Collection entries
--------

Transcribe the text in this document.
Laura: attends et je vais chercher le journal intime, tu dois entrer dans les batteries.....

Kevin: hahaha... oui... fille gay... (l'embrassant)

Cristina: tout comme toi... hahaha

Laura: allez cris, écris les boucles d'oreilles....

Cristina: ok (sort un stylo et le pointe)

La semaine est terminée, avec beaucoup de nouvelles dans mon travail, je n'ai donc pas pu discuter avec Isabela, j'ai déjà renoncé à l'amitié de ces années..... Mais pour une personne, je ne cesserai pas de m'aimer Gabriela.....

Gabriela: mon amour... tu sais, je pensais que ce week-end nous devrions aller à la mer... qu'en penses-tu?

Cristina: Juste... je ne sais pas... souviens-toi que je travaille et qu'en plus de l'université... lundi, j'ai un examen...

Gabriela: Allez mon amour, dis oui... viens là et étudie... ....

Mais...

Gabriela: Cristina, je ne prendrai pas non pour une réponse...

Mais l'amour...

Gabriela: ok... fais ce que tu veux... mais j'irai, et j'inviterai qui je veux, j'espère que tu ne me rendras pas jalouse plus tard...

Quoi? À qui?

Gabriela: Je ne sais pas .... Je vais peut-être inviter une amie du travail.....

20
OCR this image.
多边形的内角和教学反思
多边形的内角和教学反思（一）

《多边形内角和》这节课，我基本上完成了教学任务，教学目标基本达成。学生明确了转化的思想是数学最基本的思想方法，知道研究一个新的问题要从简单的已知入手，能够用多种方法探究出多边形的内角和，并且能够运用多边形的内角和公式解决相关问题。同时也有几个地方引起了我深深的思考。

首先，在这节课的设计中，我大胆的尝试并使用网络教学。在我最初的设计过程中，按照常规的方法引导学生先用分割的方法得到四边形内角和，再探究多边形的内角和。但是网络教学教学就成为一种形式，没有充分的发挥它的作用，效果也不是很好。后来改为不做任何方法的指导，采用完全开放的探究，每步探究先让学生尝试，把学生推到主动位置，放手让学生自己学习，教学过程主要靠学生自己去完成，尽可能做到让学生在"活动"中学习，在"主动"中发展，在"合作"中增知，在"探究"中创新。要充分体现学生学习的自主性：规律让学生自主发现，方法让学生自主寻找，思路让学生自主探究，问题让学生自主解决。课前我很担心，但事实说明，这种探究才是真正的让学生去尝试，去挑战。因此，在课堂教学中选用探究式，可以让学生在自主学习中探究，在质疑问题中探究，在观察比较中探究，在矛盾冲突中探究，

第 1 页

--------

[What you are asked to do] The entries above must be returned in full, exactly as shown.

[Result below]
Transcribe the text in this document.
Laura: attends et je vais chercher le journal intime, tu dois entrer dans les batteries.....

Kevin: hahaha... oui... fille gay... (l'embrassant)

Cristina: tout comme toi... hahaha

Laura: allez cris, écris les boucles d'oreilles....

Cristina: ok (sort un stylo et le pointe)

La semaine est terminée, avec beaucoup de nouvelles dans mon travail, je n'ai donc pas pu discuter avec Isabela, j'ai déjà renoncé à l'amitié de ces années..... Mais pour une personne, je ne cesserai pas de m'aimer Gabriela.....

Gabriela: mon amour... tu sais, je pensais que ce week-end nous devrions aller à la mer... qu'en penses-tu?

Cristina: Juste... je ne sais pas... souviens-toi que je travaille et qu'en plus de l'université... lundi, j'ai un examen...

Gabriela: Allez mon amour, dis oui... viens là et étudie... ....

Mais...

Gabriela: Cristina, je ne prendrai pas non pour une réponse...

Mais l'amour...

Gabriela: ok... fais ce que tu veux... mais j'irai, et j'inviterai qui je veux, j'espère que tu ne me rendras pas jalouse plus tard...

Quoi? À qui?

Gabriela: Je ne sais pas .... Je vais peut-être inviter une amie du travail.....

20
OCR this image.
多边形的内角和教学反思
多边形的内角和教学反思（一）

《多边形内角和》这节课，我基本上完成了教学任务，教学目标基本达成。学生明确了转化的思想是数学最基本的思想方法，知道研究一个新的问题要从简单的已知入手，能够用多种方法探究出多边形的内角和，并且能够运用多边形的内角和公式解决相关问题。同时也有几个地方引起了我深深的思考。

首先，在这节课的设计中，我大胆的尝试并使用网络教学。在我最初的设计过程中，按照常规的方法引导学生先用分割的方法得到四边形内角和，再探究多边形的内角和。但是网络教学教学就成为一种形式，没有充分的发挥它的作用，效果也不是很好。后来改为不做任何方法的指导，采用完全开放的探究，每步探究先让学生尝试，把学生推到主动位置，放手让学生自己学习，教学过程主要靠学生自己去完成，尽可能做到让学生在"活动"中学习，在"主动"中发展，在"合作"中增知，在"探究"中创新。要充分体现学生学习的自主性：规律让学生自主发现，方法让学生自主寻找，思路让学生自主探究，问题让学生自主解决。课前我很担心，但事实说明，这种探究才是真正的让学生去尝试，去挑战。因此，在课堂教学中选用探究式，可以让学生在自主学习中探究，在质疑问题中探究，在观察比较中探究，在矛盾冲突中探究，

第 1 页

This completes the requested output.